Copy out each line below exactly as it appears.

(begin)

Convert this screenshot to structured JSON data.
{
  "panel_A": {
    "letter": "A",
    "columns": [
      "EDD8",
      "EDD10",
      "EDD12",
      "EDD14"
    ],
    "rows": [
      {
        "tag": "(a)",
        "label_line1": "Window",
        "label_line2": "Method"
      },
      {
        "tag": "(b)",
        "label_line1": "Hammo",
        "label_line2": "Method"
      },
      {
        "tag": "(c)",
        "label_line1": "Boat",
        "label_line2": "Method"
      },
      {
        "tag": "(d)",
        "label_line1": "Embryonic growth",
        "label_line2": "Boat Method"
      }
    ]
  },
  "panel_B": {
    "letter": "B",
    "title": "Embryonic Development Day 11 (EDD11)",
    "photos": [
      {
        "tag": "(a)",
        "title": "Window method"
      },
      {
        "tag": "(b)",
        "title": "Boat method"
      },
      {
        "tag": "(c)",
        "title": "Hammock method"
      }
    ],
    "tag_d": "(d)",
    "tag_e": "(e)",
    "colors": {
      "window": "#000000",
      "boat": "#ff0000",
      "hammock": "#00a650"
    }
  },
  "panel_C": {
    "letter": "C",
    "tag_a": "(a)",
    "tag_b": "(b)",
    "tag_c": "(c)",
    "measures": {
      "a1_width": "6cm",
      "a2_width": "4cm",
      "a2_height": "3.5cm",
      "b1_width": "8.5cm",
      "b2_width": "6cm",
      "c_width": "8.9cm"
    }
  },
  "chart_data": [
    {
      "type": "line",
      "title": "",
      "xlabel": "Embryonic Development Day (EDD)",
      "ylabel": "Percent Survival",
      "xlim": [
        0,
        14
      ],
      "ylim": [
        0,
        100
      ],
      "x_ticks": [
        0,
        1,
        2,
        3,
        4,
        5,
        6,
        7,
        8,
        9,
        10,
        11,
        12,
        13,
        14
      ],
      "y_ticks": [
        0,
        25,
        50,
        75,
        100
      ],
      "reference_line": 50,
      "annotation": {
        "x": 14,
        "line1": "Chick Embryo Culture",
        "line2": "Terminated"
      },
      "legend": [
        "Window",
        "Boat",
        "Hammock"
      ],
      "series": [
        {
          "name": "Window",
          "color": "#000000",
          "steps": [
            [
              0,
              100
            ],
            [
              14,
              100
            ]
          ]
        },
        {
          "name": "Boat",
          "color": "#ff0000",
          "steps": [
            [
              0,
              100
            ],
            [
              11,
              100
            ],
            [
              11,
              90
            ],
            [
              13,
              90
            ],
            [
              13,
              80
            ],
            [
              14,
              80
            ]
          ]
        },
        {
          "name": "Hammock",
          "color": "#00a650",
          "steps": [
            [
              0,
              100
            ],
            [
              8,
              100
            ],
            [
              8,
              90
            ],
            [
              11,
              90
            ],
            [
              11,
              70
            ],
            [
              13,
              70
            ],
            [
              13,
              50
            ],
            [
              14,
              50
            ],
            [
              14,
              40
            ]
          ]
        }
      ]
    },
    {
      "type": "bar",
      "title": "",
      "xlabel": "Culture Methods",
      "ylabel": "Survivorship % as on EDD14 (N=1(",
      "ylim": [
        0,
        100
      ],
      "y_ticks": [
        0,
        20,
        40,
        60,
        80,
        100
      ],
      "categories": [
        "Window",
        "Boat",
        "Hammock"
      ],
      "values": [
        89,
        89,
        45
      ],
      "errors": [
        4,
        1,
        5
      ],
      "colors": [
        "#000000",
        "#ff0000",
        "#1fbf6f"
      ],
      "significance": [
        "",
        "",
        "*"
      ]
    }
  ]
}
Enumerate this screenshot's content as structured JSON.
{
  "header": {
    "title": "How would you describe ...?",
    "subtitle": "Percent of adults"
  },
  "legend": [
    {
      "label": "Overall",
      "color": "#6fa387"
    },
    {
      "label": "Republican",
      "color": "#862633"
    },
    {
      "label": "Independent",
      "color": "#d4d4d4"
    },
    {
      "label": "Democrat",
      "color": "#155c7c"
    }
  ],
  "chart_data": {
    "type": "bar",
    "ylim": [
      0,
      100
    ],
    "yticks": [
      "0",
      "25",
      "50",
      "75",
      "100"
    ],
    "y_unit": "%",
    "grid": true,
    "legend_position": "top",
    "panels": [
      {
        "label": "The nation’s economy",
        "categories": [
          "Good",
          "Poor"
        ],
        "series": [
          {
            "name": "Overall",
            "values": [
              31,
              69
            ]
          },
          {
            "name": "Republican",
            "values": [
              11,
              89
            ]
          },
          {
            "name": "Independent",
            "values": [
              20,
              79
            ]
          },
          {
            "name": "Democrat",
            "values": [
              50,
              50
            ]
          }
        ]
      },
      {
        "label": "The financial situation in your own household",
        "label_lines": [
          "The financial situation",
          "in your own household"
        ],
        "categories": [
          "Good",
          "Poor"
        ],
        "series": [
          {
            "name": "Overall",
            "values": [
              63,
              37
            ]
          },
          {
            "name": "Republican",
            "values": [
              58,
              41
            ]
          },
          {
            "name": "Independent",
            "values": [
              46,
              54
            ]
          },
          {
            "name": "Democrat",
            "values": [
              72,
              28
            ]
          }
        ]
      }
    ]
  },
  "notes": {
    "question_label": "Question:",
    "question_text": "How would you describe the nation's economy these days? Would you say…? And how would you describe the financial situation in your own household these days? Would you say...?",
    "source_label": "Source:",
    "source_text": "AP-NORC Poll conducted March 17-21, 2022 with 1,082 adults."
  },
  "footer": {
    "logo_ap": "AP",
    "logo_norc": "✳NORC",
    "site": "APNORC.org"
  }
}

(end)

**RESPONSE TO THIS EXERCISE:**
Convert this screenshot to structured JSON data.
{
  "panel_A": {
    "letter": "A",
    "columns": [
      "EDD8",
      "EDD10",
      "EDD12",
      "EDD14"
    ],
    "rows": [
      {
        "tag": "(a)",
        "label_line1": "Window",
        "label_line2": "Method"
      },
      {
        "tag": "(b)",
        "label_line1": "Hammo",
        "label_line2": "Method"
      },
      {
        "tag": "(c)",
        "label_line1": "Boat",
        "label_line2": "Method"
      },
      {
        "tag": "(d)",
        "label_line1": "Embryonic growth",
        "label_line2": "Boat Method"
      }
    ]
  },
  "panel_B": {
    "letter": "B",
    "title": "Embryonic Development Day 11 (EDD11)",
    "photos": [
      {
        "tag": "(a)",
        "title": "Window method"
      },
      {
        "tag": "(b)",
        "title": "Boat method"
      },
      {
        "tag": "(c)",
        "title": "Hammock method"
      }
    ],
    "tag_d": "(d)",
    "tag_e": "(e)",
    "colors": {
      "window": "#000000",
      "boat": "#ff0000",
      "hammock": "#00a650"
    }
  },
  "panel_C": {
    "letter": "C",
    "tag_a": "(a)",
    "tag_b": "(b)",
    "tag_c": "(c)",
    "measures": {
      "a1_width": "6cm",
      "a2_width": "4cm",
      "a2_height": "3.5cm",
      "b1_width": "8.5cm",
      "b2_width": "6cm",
      "c_width": "8.9cm"
    }
  },
  "chart_data": [
    {
      "type": "line",
      "title": "",
      "xlabel": "Embryonic Development Day (EDD)",
      "ylabel": "Percent Survival",
      "xlim": [
        0,
        14
      ],
      "ylim": [
        0,
        100
      ],
      "x_ticks": [
        0,
        1,
        2,
        3,
        4,
        5,
        6,
        7,
        8,
        9,
        10,
        11,
        12,
        13,
        14
      ],
      "y_ticks": [
        0,
        25,
        50,
        75,
        100
      ],
      "reference_line": 50,
      "annotation": {
        "x": 14,
        "line1": "Chick Embryo Culture",
        "line2": "Terminated"
      },
      "legend": [
        "Window",
        "Boat",
        "Hammock"
      ],
      "series": [
        {
          "name": "Window",
          "color": "#000000",
          "steps": [
            [
              0,
              100
            ],
            [
              14,
              100
            ]
          ]
        },
        {
          "name": "Boat",
          "color": "#ff0000",
          "steps": [
            [
              0,
              100
            ],
            [
              11,
              100
            ],
            [
              11,
              90
            ],
            [
              13,
              90
            ],
            [
              13,
              80
            ],
            [
              14,
              80
            ]
          ]
        },
        {
          "name": "Hammock",
          "color": "#00a650",
          "steps": [
            [
              0,
              100
            ],
            [
              8,
              100
            ],
            [
              8,
              90
            ],
            [
              11,
              90
            ],
            [
              11,
              70
            ],
            [
              13,
              70
            ],
            [
              13,
              50
            ],
            [
              14,
              50
            ],
            [
              14,
              40
            ]
          ]
        }
      ]
    },
    {
      "type": "bar",
      "title": "",
      "xlabel": "Culture Methods",
      "ylabel": "Survivorship % as on EDD14 (N=1(",
      "ylim": [
        0,
        100
      ],
      "y_ticks": [
        0,
        20,
        40,
        60,
        80,
        100
      ],
      "categories": [
        "Window",
        "Boat",
        "Hammock"
      ],
      "values": [
        89,
        89,
        45
      ],
      "errors": [
        4,
        1,
        5
      ],
      "colors": [
        "#000000",
        "#ff0000",
        "#1fbf6f"
      ],
      "significance": [
        "",
        "",
        "*"
      ]
    }
  ]
}
Enumerate this screenshot's content as structured JSON.
{
  "header": {
    "title": "How would you describe ...?",
    "subtitle": "Percent of adults"
  },
  "legend": [
    {
      "label": "Overall",
      "color": "#6fa387"
    },
    {
      "label": "Republican",
      "color": "#862633"
    },
    {
      "label": "Independent",
      "color": "#d4d4d4"
    },
    {
      "label": "Democrat",
      "color": "#155c7c"
    }
  ],
  "chart_data": {
    "type": "bar",
    "ylim": [
      0,
      100
    ],
    "yticks": [
      "0",
      "25",
      "50",
      "75",
      "100"
    ],
    "y_unit": "%",
    "grid": true,
    "legend_position": "top",
    "panels": [
      {
        "label": "The nation’s economy",
        "categories": [
          "Good",
          "Poor"
        ],
        "series": [
          {
            "name": "Overall",
            "values": [
              31,
              69
            ]
          },
          {
            "name": "Republican",
            "values": [
              11,
              89
            ]
          },
          {
            "name": "Independent",
            "values": [
              20,
              79
            ]
          },
          {
            "name": "Democrat",
            "values": [
              50,
              50
            ]
          }
        ]
      },
      {
        "label": "The financial situation in your own household",
        "label_lines": [
          "The financial situation",
          "in your own household"
        ],
        "categories": [
          "Good",
          "Poor"
        ],
        "series": [
          {
            "name": "Overall",
            "values": [
              63,
              37
            ]
          },
          {
            "name": "Republican",
            "values": [
              58,
              41
            ]
          },
          {
            "name": "Independent",
            "values": [
              46,
              54
            ]
          },
          {
            "name": "Democrat",
            "values": [
              72,
              28
            ]
          }
        ]
      }
    ]
  },
  "notes": {
    "question_label": "Question:",
    "question_text": "How would you describe the nation's economy these days? Would you say…? And how would you describe the financial situation in your own household these days? Would you say...?",
    "source_label": "Source:",
    "source_text": "AP-NORC Poll conducted March 17-21, 2022 with 1,082 adults."
  },
  "footer": {
    "logo_ap": "AP",
    "logo_norc": "✳NORC",
    "site": "APNORC.org"
  }
}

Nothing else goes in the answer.